■ Exercise goal ■
Reproduce the records below in their entirety, character for character.

-------------------------

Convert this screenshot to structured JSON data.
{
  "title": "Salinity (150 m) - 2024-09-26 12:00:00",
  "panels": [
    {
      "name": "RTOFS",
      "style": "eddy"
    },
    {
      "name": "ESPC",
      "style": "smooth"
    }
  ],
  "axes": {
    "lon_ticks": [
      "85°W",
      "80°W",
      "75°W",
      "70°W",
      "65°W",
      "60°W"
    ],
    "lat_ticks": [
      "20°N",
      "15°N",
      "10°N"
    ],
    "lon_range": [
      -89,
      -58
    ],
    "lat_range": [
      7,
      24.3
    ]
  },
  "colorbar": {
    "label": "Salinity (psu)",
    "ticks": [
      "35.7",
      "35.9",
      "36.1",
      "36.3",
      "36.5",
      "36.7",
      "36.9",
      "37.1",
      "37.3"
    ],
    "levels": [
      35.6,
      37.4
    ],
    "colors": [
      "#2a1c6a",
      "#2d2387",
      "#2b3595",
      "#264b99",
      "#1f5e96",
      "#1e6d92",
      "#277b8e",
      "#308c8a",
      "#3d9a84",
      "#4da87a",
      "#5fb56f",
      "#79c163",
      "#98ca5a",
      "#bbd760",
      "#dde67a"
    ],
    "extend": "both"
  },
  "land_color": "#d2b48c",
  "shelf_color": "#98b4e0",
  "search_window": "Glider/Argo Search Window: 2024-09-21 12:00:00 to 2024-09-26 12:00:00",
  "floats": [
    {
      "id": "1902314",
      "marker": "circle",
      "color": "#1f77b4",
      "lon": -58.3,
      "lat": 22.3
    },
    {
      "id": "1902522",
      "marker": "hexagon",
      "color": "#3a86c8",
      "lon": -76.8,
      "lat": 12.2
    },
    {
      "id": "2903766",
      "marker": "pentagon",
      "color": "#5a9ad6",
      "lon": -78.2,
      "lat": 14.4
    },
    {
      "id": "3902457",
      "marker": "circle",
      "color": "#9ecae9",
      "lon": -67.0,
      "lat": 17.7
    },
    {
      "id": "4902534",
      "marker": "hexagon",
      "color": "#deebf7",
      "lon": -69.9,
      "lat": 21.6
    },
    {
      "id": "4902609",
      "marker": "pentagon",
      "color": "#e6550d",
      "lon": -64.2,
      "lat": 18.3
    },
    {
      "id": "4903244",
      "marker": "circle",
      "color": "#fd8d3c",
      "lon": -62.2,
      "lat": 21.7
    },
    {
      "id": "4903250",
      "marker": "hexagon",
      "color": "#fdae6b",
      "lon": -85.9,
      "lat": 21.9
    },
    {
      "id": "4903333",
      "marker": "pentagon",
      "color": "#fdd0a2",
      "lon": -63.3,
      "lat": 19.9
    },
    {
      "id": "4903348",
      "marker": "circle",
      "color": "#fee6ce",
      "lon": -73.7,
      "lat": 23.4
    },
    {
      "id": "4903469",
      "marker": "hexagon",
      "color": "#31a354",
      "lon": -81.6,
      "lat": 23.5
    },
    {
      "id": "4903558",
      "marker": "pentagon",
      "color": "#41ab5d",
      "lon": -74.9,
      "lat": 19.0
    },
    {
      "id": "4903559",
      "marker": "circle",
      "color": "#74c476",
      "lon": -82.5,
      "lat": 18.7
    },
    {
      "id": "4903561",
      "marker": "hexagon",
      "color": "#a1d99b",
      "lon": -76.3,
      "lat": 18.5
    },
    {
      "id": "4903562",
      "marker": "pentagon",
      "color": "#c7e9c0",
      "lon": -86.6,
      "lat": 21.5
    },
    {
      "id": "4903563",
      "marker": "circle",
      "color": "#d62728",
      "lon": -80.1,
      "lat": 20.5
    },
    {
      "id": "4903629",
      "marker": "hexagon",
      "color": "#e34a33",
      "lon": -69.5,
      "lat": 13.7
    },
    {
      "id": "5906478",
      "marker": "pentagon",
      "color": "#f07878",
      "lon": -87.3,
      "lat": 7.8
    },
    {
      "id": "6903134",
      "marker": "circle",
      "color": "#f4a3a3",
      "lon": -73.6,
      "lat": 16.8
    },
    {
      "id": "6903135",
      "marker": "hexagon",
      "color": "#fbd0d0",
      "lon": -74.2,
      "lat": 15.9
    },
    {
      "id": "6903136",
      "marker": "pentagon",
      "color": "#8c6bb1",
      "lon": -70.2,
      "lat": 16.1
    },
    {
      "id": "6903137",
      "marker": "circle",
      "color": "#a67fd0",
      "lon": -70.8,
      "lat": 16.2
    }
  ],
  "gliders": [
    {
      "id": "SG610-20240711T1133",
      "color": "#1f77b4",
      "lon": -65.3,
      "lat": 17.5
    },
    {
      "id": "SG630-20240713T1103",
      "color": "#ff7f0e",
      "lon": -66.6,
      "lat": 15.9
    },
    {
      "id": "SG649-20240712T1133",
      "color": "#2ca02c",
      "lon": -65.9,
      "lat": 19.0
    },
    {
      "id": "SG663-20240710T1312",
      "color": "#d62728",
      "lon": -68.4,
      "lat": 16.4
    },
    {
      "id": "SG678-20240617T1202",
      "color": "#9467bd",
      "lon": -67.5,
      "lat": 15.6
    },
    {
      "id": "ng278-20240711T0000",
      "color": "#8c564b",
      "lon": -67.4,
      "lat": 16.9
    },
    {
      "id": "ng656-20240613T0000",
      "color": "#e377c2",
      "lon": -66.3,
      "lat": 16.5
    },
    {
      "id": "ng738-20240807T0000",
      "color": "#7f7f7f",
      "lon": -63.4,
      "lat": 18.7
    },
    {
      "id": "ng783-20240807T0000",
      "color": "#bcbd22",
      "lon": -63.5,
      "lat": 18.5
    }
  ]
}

-------------------------

■ Reply to the exercise ■
Convert this screenshot to structured JSON data.
{
  "title": "Salinity (150 m) - 2024-09-26 12:00:00",
  "panels": [
    {
      "name": "RTOFS",
      "style": "eddy"
    },
    {
      "name": "ESPC",
      "style": "smooth"
    }
  ],
  "axes": {
    "lon_ticks": [
      "85°W",
      "80°W",
      "75°W",
      "70°W",
      "65°W",
      "60°W"
    ],
    "lat_ticks": [
      "20°N",
      "15°N",
      "10°N"
    ],
    "lon_range": [
      -89,
      -58
    ],
    "lat_range": [
      7,
      24.3
    ]
  },
  "colorbar": {
    "label": "Salinity (psu)",
    "ticks": [
      "35.7",
      "35.9",
      "36.1",
      "36.3",
      "36.5",
      "36.7",
      "36.9",
      "37.1",
      "37.3"
    ],
    "levels": [
      35.6,
      37.4
    ],
    "colors": [
      "#2a1c6a",
      "#2d2387",
      "#2b3595",
      "#264b99",
      "#1f5e96",
      "#1e6d92",
      "#277b8e",
      "#308c8a",
      "#3d9a84",
      "#4da87a",
      "#5fb56f",
      "#79c163",
      "#98ca5a",
      "#bbd760",
      "#dde67a"
    ],
    "extend": "both"
  },
  "land_color": "#d2b48c",
  "shelf_color": "#98b4e0",
  "search_window": "Glider/Argo Search Window: 2024-09-21 12:00:00 to 2024-09-26 12:00:00",
  "floats": [
    {
      "id": "1902314",
      "marker": "circle",
      "color": "#1f77b4",
      "lon": -58.3,
      "lat": 22.3
    },
    {
      "id": "1902522",
      "marker": "hexagon",
      "color": "#3a86c8",
      "lon": -76.8,
      "lat": 12.2
    },
    {
      "id": "2903766",
      "marker": "pentagon",
      "color": "#5a9ad6",
      "lon": -78.2,
      "lat": 14.4
    },
    {
      "id": "3902457",
      "marker": "circle",
      "color": "#9ecae9",
      "lon": -67.0,
      "lat": 17.7
    },
    {
      "id": "4902534",
      "marker": "hexagon",
      "color": "#deebf7",
      "lon": -69.9,
      "lat": 21.6
    },
    {
      "id": "4902609",
      "marker": "pentagon",
      "color": "#e6550d",
      "lon": -64.2,
      "lat": 18.3
    },
    {
      "id": "4903244",
      "marker": "circle",
      "color": "#fd8d3c",
      "lon": -62.2,
      "lat": 21.7
    },
    {
      "id": "4903250",
      "marker": "hexagon",
      "color": "#fdae6b",
      "lon": -85.9,
      "lat": 21.9
    },
    {
      "id": "4903333",
      "marker": "pentagon",
      "color": "#fdd0a2",
      "lon": -63.3,
      "lat": 19.9
    },
    {
      "id": "4903348",
      "marker": "circle",
      "color": "#fee6ce",
      "lon": -73.7,
      "lat": 23.4
    },
    {
      "id": "4903469",
      "marker": "hexagon",
      "color": "#31a354",
      "lon": -81.6,
      "lat": 23.5
    },
    {
      "id": "4903558",
      "marker": "pentagon",
      "color": "#41ab5d",
      "lon": -74.9,
      "lat": 19.0
    },
    {
      "id": "4903559",
      "marker": "circle",
      "color": "#74c476",
      "lon": -82.5,
      "lat": 18.7
    },
    {
      "id": "4903561",
      "marker": "hexagon",
      "color": "#a1d99b",
      "lon": -76.3,
      "lat": 18.5
    },
    {
      "id": "4903562",
      "marker": "pentagon",
      "color": "#c7e9c0",
      "lon": -86.6,
      "lat": 21.5
    },
    {
      "id": "4903563",
      "marker": "circle",
      "color": "#d62728",
      "lon": -80.1,
      "lat": 20.5
    },
    {
      "id": "4903629",
      "marker": "hexagon",
      "color": "#e34a33",
      "lon": -69.5,
      "lat": 13.7
    },
    {
      "id": "5906478",
      "marker": "pentagon",
      "color": "#f07878",
      "lon": -87.3,
      "lat": 7.8
    },
    {
      "id": "6903134",
      "marker": "circle",
      "color": "#f4a3a3",
      "lon": -73.6,
      "lat": 16.8
    },
    {
      "id": "6903135",
      "marker": "hexagon",
      "color": "#fbd0d0",
      "lon": -74.2,
      "lat": 15.9
    },
    {
      "id": "6903136",
      "marker": "pentagon",
      "color": "#8c6bb1",
      "lon": -70.2,
      "lat": 16.1
    },
    {
      "id": "6903137",
      "marker": "circle",
      "color": "#a67fd0",
      "lon": -70.8,
      "lat": 16.2
    }
  ],
  "gliders": [
    {
      "id": "SG610-20240711T1133",
      "color": "#1f77b4",
      "lon": -65.3,
      "lat": 17.5
    },
    {
      "id": "SG630-20240713T1103",
      "color": "#ff7f0e",
      "lon": -66.6,
      "lat": 15.9
    },
    {
      "id": "SG649-20240712T1133",
      "color": "#2ca02c",
      "lon": -65.9,
      "lat": 19.0
    },
    {
      "id": "SG663-20240710T1312",
      "color": "#d62728",
      "lon": -68.4,
      "lat": 16.4
    },
    {
      "id": "SG678-20240617T1202",
      "color": "#9467bd",
      "lon": -67.5,
      "lat": 15.6
    },
    {
      "id": "ng278-20240711T0000",
      "color": "#8c564b",
      "lon": -67.4,
      "lat": 16.9
    },
    {
      "id": "ng656-20240613T0000",
      "color": "#e377c2",
      "lon": -66.3,
      "lat": 16.5
    },
    {
      "id": "ng738-20240807T0000",
      "color": "#7f7f7f",
      "lon": -63.4,
      "lat": 18.7
    },
    {
      "id": "ng783-20240807T0000",
      "color": "#bcbd22",
      "lon": -63.5,
      "lat": 18.5
    }
  ]
}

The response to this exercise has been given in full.